> [Prompt]: Copy all the entries below exactly, but not the pictures.

Dataset records:
+--

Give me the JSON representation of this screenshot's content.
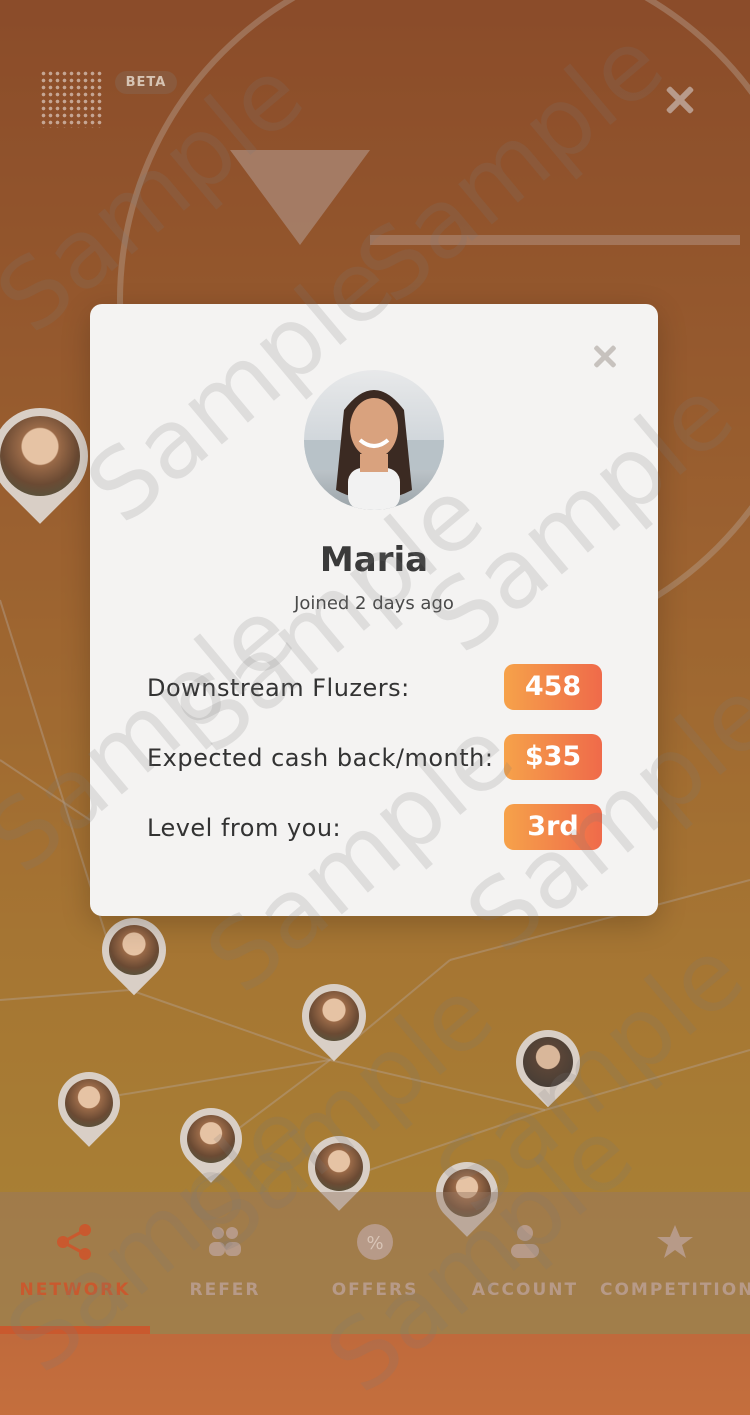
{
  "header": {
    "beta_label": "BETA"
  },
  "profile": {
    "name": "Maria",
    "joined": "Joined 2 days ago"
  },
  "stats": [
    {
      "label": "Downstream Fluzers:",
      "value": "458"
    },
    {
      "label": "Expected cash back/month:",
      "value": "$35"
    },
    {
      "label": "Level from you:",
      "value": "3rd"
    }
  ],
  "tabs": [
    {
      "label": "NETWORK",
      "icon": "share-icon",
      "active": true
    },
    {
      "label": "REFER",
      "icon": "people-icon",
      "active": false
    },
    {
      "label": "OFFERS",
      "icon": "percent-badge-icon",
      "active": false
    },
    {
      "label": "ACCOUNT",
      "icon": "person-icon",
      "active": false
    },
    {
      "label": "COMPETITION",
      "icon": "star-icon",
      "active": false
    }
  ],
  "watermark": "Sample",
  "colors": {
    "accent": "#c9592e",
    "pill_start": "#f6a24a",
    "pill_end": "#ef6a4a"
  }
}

+--

> [Written response]:
Give me the JSON representation of this screenshot's content.
{
  "header": {
    "beta_label": "BETA"
  },
  "profile": {
    "name": "Maria",
    "joined": "Joined 2 days ago"
  },
  "stats": [
    {
      "label": "Downstream Fluzers:",
      "value": "458"
    },
    {
      "label": "Expected cash back/month:",
      "value": "$35"
    },
    {
      "label": "Level from you:",
      "value": "3rd"
    }
  ],
  "tabs": [
    {
      "label": "NETWORK",
      "icon": "share-icon",
      "active": true
    },
    {
      "label": "REFER",
      "icon": "people-icon",
      "active": false
    },
    {
      "label": "OFFERS",
      "icon": "percent-badge-icon",
      "active": false
    },
    {
      "label": "ACCOUNT",
      "icon": "person-icon",
      "active": false
    },
    {
      "label": "COMPETITION",
      "icon": "star-icon",
      "active": false
    }
  ],
  "watermark": "Sample",
  "colors": {
    "accent": "#c9592e",
    "pill_start": "#f6a24a",
    "pill_end": "#ef6a4a"
  }
}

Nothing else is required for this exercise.